Extract:
=== Begin Enclosure ===

Monday, July 24, 2017

Rural pregnant women put at greater risk by closing of maternity wards or entire hospitals

Pregnant women in rural America are facing riskier pregnancies because of the declining availability of hospital care. Since 2010, 80 rural hospitals nationwide have closed, according to the North Carolina Rural Health Research Program. And hospitals that do stay afloat are often forced to cut programs. Maternity departments are often the first to go, since obstetricians pay some of the highest malpractice insurance premiums. Data from the University of Minnesota Rural Health Research Center show that "more than 200 maternity wards closed between 2004 and 2014 because of higher costs, fewer births and staffing shortages, leaving 54 percent of rural counties across the United States without hospital-based obstetrics," Jilian Mincer reports for Reuters.
 
The Patient Protection and Affordable Care Act was designed partly to help rural hospitals, but the National Rural Health Association reports that unpaid patient debt has risen among rural hospitals by 50 percent since the ACA was passed, especially in states that chose not to expand Medicaid. The recent Senate health-insurance bill's proposed Medicaid cuts would put about 150 more hospitals in mainly Republican-voting states in debt, according to the Chartis Center for Rural Health. And Medicaid is not a big money-maker for rural hospitals. Diane Calmus, government affairs and policy manager for the National Rural Health Association, told Mincer: "The majority of births in rural America are paid for by Medicaid, and Medicaid is not the most generous payer. . . . For most hospitals it is a money losing proposition."

=== End Enclosure ===

Recorded data:
=== Begin Enclosure ===

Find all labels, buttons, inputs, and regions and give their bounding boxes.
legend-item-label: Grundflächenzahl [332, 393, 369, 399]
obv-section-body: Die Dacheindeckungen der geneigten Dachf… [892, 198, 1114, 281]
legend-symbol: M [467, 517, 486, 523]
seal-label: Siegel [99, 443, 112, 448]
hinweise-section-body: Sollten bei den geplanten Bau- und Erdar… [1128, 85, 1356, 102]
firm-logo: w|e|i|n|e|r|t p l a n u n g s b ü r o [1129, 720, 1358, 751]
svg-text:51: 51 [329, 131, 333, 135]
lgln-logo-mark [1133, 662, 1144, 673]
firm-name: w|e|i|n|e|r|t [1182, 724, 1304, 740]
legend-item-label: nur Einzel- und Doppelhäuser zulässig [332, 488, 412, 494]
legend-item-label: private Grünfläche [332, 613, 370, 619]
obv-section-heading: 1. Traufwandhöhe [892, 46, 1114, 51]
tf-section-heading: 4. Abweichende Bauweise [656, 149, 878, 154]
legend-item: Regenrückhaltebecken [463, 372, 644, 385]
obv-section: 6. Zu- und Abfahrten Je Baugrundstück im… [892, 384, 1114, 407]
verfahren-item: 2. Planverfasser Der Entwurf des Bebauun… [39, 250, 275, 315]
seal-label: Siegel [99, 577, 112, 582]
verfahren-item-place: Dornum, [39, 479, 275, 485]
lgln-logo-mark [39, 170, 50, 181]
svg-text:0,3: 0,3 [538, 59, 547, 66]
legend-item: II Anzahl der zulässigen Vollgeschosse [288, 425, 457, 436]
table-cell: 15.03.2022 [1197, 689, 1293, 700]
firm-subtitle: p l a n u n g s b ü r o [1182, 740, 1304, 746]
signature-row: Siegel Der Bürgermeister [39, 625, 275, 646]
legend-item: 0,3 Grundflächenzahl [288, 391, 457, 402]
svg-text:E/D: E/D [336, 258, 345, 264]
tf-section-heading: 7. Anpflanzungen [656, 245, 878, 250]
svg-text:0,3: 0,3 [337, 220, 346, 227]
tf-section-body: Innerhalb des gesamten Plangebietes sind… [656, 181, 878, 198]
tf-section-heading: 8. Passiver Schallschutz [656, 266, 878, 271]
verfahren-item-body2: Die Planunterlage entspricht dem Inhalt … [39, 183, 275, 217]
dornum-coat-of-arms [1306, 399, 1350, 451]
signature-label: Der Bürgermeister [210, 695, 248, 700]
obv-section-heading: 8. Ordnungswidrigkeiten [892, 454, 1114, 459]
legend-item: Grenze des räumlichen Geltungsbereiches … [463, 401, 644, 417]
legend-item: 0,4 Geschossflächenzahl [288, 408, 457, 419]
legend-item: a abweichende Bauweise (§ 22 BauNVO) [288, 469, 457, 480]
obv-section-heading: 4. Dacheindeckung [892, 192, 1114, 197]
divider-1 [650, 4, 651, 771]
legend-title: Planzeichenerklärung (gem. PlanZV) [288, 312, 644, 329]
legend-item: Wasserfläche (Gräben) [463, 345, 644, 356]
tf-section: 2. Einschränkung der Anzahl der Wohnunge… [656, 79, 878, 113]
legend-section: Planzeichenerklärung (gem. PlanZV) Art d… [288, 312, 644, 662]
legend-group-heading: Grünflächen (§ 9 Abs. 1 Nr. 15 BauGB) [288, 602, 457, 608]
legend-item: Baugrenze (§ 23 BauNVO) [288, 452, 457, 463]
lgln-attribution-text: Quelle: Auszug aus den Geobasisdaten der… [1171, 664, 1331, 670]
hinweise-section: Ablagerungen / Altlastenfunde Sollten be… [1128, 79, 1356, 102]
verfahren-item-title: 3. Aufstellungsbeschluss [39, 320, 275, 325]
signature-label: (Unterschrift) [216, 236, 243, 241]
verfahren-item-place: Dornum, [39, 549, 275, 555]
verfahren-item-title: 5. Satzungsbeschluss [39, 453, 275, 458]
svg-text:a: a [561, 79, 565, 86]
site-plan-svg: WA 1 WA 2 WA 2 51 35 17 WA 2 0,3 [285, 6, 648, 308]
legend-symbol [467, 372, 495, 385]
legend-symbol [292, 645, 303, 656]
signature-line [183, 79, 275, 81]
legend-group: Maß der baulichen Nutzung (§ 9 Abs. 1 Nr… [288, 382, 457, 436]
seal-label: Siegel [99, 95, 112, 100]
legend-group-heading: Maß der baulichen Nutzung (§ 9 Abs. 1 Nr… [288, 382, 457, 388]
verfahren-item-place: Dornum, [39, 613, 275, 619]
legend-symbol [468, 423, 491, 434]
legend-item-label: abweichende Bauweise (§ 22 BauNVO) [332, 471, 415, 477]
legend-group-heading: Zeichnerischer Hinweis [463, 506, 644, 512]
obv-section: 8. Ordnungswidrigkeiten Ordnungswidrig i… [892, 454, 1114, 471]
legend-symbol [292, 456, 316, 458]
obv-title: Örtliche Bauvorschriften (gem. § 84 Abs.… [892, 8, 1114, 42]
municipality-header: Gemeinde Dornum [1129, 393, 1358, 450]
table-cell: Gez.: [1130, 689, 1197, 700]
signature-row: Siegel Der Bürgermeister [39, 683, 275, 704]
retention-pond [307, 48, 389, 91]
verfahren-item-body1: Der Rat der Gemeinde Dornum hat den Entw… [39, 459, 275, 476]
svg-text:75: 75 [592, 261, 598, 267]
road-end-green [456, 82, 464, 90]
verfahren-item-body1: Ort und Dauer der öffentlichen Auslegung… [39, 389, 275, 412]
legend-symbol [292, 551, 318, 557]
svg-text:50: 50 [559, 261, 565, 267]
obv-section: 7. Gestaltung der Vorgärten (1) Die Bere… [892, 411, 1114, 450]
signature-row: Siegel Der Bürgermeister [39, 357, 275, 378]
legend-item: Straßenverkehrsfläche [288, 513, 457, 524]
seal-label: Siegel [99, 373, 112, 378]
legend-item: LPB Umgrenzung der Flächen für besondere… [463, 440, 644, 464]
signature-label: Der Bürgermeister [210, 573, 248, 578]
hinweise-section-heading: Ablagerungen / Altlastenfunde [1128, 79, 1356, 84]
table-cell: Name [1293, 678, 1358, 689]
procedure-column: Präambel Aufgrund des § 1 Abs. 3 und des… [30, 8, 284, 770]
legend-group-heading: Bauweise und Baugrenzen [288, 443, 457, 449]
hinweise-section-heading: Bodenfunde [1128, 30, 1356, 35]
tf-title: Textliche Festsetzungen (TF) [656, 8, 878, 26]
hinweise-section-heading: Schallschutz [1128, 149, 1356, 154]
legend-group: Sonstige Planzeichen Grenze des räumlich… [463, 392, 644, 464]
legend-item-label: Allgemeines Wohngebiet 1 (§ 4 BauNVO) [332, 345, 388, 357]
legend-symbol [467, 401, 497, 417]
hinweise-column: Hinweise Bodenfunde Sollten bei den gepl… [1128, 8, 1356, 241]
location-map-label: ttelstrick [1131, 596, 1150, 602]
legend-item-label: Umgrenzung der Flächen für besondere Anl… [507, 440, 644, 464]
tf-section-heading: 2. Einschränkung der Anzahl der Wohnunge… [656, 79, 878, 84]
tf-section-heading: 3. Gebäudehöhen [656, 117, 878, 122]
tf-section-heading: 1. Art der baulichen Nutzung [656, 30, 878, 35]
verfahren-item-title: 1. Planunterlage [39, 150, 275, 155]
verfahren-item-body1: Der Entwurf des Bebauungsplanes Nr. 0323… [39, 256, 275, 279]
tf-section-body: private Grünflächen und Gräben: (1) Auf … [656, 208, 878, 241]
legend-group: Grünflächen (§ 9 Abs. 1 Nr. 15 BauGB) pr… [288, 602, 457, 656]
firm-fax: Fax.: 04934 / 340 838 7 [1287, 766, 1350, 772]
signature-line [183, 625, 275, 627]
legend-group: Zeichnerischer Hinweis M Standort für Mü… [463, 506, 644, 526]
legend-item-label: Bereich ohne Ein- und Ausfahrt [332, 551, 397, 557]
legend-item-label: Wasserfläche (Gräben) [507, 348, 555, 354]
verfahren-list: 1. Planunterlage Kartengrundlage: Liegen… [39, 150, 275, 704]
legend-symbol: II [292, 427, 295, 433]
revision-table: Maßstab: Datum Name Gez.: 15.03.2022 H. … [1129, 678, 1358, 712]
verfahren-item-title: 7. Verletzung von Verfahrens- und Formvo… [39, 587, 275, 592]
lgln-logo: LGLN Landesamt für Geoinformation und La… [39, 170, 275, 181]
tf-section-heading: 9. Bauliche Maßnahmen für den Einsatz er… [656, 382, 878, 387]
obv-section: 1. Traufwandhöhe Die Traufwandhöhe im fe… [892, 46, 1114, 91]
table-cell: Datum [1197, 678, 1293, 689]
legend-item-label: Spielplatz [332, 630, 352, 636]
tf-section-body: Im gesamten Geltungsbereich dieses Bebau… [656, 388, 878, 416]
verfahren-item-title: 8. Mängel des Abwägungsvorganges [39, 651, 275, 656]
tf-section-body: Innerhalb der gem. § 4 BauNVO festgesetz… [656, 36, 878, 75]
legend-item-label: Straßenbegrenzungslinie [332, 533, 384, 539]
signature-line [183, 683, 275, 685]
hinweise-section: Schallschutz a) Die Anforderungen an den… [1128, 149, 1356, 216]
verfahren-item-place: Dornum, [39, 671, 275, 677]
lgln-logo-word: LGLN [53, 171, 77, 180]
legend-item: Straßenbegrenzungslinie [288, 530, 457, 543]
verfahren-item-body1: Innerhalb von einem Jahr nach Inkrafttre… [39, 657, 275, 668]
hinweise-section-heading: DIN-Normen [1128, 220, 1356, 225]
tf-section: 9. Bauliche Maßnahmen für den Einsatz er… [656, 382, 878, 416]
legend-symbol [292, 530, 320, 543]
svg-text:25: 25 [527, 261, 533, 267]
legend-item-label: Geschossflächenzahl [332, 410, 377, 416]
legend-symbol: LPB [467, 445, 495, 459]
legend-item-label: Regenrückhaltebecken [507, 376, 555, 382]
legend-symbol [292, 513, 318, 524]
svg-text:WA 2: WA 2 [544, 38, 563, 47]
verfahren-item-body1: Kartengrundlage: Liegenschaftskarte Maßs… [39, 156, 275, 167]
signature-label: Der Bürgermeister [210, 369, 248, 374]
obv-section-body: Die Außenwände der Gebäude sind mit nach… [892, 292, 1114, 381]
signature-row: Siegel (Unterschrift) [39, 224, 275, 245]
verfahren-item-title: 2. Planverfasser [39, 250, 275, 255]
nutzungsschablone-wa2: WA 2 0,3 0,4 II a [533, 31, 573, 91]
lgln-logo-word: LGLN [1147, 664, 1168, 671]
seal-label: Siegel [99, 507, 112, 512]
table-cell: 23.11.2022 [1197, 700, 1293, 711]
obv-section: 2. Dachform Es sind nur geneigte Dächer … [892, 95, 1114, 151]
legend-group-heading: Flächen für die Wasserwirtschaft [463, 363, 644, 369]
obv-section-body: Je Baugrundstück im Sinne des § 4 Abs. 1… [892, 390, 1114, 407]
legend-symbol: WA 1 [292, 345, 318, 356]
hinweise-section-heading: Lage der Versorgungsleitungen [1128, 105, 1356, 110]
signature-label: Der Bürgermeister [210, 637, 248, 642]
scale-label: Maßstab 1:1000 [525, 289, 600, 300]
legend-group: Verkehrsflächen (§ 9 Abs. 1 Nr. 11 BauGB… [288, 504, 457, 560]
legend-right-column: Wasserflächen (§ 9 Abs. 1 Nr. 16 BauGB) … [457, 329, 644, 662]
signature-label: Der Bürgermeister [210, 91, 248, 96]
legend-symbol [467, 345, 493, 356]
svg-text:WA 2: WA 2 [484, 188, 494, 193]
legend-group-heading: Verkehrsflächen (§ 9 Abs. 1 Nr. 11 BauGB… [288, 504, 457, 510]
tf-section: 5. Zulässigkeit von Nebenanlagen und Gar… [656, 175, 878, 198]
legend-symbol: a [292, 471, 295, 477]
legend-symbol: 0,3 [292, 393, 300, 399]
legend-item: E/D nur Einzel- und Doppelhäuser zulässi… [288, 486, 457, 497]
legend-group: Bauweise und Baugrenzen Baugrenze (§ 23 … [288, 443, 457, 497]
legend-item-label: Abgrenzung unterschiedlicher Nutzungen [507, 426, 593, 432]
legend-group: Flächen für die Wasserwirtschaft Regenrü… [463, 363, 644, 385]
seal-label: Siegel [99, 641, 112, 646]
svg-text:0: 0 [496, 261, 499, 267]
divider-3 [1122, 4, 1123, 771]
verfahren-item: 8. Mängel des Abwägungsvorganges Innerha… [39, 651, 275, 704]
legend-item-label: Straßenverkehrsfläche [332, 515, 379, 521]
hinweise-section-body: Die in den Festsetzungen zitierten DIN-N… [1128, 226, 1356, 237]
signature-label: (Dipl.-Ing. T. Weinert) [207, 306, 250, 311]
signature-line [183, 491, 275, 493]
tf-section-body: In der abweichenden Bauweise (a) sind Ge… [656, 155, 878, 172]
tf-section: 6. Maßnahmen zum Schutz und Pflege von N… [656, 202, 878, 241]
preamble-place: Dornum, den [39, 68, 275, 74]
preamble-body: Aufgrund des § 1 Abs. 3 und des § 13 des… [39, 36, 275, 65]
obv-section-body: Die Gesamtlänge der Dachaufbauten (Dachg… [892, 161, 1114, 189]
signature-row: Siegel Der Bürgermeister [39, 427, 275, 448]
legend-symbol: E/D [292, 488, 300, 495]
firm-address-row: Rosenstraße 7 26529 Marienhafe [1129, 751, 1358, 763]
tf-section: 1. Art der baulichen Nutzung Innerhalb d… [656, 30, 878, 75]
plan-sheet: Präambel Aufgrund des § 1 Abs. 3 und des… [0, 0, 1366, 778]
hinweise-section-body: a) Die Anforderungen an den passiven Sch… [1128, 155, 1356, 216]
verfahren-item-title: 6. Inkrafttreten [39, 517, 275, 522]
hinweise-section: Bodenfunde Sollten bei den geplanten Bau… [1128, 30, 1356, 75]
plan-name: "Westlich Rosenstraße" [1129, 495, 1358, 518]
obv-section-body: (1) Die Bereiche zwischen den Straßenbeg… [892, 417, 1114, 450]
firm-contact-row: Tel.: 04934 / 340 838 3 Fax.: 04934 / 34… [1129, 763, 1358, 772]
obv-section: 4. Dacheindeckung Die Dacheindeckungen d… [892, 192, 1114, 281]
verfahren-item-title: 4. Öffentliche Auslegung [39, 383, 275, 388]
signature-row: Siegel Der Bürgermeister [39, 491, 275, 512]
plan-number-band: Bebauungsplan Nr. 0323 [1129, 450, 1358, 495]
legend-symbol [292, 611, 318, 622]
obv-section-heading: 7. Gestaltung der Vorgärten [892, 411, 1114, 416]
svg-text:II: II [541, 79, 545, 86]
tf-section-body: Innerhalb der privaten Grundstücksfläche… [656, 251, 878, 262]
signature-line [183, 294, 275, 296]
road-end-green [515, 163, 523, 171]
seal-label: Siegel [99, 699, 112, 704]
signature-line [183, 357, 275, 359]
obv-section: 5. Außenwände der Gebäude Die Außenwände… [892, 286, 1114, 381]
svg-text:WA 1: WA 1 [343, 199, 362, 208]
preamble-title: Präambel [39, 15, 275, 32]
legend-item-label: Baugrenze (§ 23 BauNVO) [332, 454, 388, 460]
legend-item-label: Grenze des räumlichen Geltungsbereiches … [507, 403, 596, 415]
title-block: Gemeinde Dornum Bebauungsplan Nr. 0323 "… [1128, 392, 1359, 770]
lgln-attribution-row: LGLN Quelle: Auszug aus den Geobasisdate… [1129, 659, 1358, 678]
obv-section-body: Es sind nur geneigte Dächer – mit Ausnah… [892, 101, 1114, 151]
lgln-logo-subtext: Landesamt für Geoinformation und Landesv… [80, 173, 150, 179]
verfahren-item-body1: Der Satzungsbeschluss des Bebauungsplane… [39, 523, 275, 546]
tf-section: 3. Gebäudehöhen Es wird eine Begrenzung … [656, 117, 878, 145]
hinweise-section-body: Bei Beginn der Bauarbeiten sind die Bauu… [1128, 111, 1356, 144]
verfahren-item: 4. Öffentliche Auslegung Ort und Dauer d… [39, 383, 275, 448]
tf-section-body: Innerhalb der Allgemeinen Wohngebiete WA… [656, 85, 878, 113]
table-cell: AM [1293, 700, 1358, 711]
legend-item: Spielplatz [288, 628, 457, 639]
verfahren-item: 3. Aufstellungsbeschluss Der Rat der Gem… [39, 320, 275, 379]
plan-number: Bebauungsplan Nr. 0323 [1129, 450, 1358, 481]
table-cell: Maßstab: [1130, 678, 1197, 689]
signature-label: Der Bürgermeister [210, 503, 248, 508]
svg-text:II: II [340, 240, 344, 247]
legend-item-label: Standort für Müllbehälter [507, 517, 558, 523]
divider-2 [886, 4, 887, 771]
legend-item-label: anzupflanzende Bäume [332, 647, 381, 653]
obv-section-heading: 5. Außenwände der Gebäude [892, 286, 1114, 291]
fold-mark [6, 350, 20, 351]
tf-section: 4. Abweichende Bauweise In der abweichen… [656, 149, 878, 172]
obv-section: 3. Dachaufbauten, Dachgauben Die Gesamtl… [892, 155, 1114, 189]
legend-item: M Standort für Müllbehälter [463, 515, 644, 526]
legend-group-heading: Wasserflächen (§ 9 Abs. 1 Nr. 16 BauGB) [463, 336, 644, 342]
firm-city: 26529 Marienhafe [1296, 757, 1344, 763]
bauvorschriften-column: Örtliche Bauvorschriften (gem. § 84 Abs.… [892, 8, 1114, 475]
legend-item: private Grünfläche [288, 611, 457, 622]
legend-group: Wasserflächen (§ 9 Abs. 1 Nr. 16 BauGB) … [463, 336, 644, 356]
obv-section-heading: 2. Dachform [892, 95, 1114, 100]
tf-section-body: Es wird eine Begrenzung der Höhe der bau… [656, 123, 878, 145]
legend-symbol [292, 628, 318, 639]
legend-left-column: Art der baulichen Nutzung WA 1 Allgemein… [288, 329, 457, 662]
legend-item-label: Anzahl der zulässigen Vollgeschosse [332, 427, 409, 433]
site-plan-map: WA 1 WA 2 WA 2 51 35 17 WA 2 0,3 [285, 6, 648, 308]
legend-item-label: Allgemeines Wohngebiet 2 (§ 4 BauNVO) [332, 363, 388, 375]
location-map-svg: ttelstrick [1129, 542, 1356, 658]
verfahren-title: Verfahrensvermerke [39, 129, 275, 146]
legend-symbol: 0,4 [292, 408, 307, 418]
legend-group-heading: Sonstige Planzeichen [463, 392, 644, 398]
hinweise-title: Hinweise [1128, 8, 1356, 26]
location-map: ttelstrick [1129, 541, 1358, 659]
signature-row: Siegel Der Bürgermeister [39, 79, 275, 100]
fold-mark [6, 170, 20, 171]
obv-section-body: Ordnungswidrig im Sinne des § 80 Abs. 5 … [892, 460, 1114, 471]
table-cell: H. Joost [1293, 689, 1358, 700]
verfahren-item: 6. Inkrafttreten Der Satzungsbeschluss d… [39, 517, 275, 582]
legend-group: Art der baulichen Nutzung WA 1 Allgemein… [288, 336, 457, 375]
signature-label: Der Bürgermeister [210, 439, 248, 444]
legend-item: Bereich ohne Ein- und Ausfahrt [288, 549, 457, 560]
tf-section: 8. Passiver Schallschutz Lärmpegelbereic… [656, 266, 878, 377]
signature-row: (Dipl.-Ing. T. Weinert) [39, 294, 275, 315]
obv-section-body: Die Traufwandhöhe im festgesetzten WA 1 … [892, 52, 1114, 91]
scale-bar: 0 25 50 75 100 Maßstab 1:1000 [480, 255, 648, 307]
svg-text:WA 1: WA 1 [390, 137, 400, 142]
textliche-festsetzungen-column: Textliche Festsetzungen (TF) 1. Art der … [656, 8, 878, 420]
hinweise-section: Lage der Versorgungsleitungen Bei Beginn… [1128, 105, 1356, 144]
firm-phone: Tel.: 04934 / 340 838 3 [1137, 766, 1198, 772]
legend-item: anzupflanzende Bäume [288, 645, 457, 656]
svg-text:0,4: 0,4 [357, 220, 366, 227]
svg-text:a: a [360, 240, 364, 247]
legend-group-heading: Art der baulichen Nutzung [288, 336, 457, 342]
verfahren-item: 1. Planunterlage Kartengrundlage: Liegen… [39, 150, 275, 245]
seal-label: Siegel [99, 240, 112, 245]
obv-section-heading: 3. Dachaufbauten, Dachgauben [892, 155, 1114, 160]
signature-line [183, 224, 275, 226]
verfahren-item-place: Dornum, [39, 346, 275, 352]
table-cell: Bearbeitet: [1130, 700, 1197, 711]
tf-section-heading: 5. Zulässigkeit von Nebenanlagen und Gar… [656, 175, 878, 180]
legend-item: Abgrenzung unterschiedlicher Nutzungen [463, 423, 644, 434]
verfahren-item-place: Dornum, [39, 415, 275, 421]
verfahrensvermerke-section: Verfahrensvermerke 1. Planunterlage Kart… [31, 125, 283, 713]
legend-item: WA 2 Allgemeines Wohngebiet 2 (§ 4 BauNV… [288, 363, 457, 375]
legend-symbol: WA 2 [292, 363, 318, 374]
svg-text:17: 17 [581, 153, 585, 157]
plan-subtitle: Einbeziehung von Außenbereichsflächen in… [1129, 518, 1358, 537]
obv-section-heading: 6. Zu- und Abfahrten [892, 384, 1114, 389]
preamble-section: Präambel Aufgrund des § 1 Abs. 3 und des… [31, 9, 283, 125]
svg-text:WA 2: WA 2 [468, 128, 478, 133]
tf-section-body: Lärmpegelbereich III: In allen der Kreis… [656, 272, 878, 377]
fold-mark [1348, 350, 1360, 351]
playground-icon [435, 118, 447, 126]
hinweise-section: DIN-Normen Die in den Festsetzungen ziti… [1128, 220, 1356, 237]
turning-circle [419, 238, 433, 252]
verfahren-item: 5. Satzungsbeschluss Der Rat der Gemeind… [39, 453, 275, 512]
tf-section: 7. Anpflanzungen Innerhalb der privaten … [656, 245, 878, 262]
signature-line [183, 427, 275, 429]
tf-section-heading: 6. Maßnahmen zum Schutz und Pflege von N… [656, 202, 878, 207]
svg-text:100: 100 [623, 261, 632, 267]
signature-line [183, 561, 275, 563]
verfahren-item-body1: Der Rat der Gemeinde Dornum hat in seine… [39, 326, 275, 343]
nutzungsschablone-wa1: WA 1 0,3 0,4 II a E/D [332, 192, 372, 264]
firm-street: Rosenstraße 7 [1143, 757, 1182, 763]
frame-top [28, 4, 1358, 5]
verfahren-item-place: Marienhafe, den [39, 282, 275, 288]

=== End Enclosure ===

Problems and tasks:
(a) Translate this sentence from the article on rural maternity care into Spanish: "And hospitals that do stay afloat are often forced to cut programs."
(b) Write the next paragraph of the article on rural maternity care, picking up after its final sentence.
None of the lines above are needed here.

Responses to the tasks:
(a) Y los hospitales que logran mantenerse a flote a menudo se ven obligados a recortar programas.

(b)
What does this mean for pregnant women? Fewer available obstetricians mean it's harder to get an appointment, and may mean a longer drive, which may lead women to miss important prenatal care, Mincer writes. It's also leading to an increase in Caesarean sections, which are riskier and more expensive than a vaginal birth. Rural obstetricians increasingly schedule them, instead of waiting to see if one is needed, because they can't guarantee that a patient living far away will make it to the hospital in time, or that qualified staff such as anesthesiologists, will be on hand 24 hours a day.